___ Kutipan Teks
Dengan demikian, penangguhan proyek PLTP Karaha oleh Pertamina adalah force majeure. Namun, KBC tidak peduli akan alasan yang menjadi dasar ditangguhkannya proyek tesebut. Terbukti, pada April 1998 KBC menggugat Pertamina melalui Arbitrase Internasional di Swiss.

Sengketa Yang Melelahkan

Dari total gugatan ganti rugi KBC kepada Pertamina sebesar US$560 juta (US$100 kerugian proyek yang sudah dilaksanakan untuk eksplorasi 8 sumur dan 20 sumur kecil oleh KBC juta plus nilai keuntungan yang akan diterima), Arbitrase “hanya” mengabulkan klaim KBC senilai US$ 261 juta.

Sesungguhnya, ada beberapa hal yang meragukan “kejujuran” KBC dalam proyek yang disengketakan tersebut. Pertama, menurut Asosiasi Panas Bumi Indonesia (API) terdapat indikasi KBC melakukan mark up untuk pembiayaan proyek tersebut (tentu saja bekerja sama dengan pihak Indonesia). Sebab, menurut API investasi per sumur rata-rata US$3 juta, sehingga biayanya maksimal sekitar US$ 40 juta (KBC mengklaim jumlah expenditure-nya US$100 juta).
______
___ Data Tersimpan
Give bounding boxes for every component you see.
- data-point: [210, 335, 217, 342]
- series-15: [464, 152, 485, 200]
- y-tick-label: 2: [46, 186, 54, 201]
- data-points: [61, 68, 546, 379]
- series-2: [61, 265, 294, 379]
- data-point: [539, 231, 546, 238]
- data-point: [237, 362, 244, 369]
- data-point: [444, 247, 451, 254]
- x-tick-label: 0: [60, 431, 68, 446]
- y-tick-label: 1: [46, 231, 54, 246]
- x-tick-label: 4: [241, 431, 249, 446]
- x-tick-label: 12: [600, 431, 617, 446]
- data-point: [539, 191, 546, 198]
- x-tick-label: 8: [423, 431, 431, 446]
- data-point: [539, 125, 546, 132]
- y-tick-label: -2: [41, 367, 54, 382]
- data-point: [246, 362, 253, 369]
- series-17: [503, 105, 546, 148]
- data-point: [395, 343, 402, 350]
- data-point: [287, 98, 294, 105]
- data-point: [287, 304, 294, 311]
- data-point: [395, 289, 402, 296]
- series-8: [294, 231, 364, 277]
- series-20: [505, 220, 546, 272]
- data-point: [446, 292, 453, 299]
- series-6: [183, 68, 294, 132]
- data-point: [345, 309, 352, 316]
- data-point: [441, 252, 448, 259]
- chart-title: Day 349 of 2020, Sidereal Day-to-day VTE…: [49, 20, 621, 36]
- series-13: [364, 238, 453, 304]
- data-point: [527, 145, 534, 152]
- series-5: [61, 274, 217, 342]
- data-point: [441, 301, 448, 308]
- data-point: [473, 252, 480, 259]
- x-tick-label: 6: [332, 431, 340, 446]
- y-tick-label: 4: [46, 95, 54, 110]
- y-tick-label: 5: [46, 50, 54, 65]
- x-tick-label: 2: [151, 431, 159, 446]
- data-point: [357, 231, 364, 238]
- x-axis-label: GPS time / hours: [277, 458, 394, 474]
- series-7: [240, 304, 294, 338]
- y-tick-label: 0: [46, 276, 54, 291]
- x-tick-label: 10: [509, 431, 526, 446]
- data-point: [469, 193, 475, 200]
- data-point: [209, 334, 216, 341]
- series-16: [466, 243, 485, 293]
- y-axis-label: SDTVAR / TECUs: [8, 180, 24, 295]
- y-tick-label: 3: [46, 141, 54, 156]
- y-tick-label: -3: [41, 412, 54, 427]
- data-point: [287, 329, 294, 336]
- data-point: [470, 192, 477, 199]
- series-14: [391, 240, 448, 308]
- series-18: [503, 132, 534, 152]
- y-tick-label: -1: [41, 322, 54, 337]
______
Soal dan Tugas >>
A – Menurut kutipan teks tentang sengketa proyek PLTP Karaha, berapa nilai klaim KBC yang dikabulkan oleh Arbitrase?
B – Dalam kutipan teks tentang sengketa proyek PLTP Karaha, sebutkan semua nilai dalam dolar AS yang tercantum pada paragraf yang diawali "Sesungguhnya, ada beberapa hal".
C – Terjemahkan kalimat dari kutipan teks tentang sengketa proyek PLTP Karaha ini ke dalam bahasa Inggris: "Terbukti, pada April 1998 KBC menggugat Pertamina melalui Arbitrase Internasional di Swiss."

Jawaban Latihan >>
A – Arbitrase mengabulkan klaim KBC senilai US$261 juta.

B – US$3 juta, US$40 juta, US$100 juta

C – Evidently, in April 1998 KBC sued Pertamina through International Arbitration in Switzerland.